# Your objective:
Select the lines below containing the word "سایت".

# Records for processing:
◇ ◇ ◇ ◇ ◇ ◇ ◇

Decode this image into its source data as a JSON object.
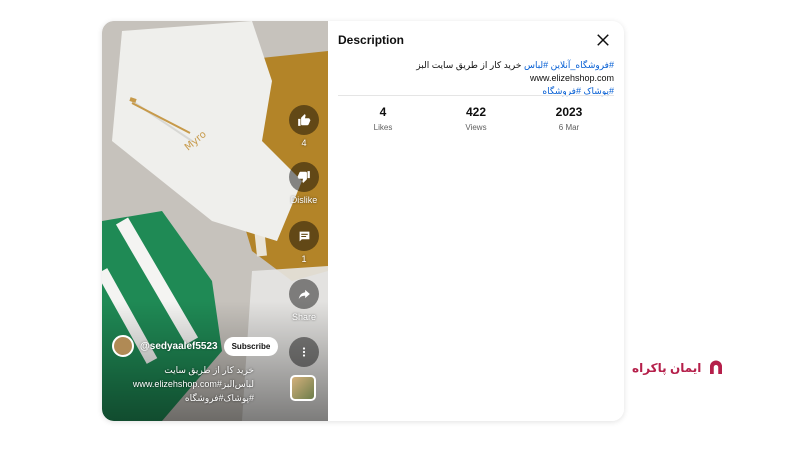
{
  "video": {
    "channel_handle": "@sedyaalef5523",
    "subscribe_label": "Subscribe",
    "caption_line1": "خرید کار از طریق سایت",
    "caption_line2": "www.elizehshop.com#لباس‌البز",
    "caption_line3": "#پوشاک#فروشگاه",
    "actions": {
      "like_count": "4",
      "dislike_label": "Dislike",
      "comment_count": "1",
      "share_label": "Share"
    },
    "icons": [
      "thumb-up-icon",
      "thumb-down-icon",
      "comment-icon",
      "share-icon",
      "more-vert-icon"
    ]
  },
  "description": {
    "title": "Description",
    "text_part1": "#فروشگاه_آنلاین #لباس",
    "text_part2": "خرید کار از طریق سایت البز",
    "text_url": "www.elizehshop.com",
    "text_tags2": "#پوشاک #فروشگاه",
    "stats": [
      {
        "value": "4",
        "caption": "Likes"
      },
      {
        "value": "422",
        "caption": "Views"
      },
      {
        "value": "2023",
        "caption": "6 Mar"
      }
    ]
  },
  "brand": {
    "name": "ایمان پاکراه",
    "color": "#b51f4a"
  },
  "colors": {
    "link": "#065fd4",
    "text": "#0f0f0f",
    "muted": "#606060"
  }
}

◇ ◇ ◇ ◇ ◇ ◇ ◇

# Correct response:
    "caption_line1": "خرید کار از طریق سایت",
    "text_part2": "خرید کار از طریق سایت البز",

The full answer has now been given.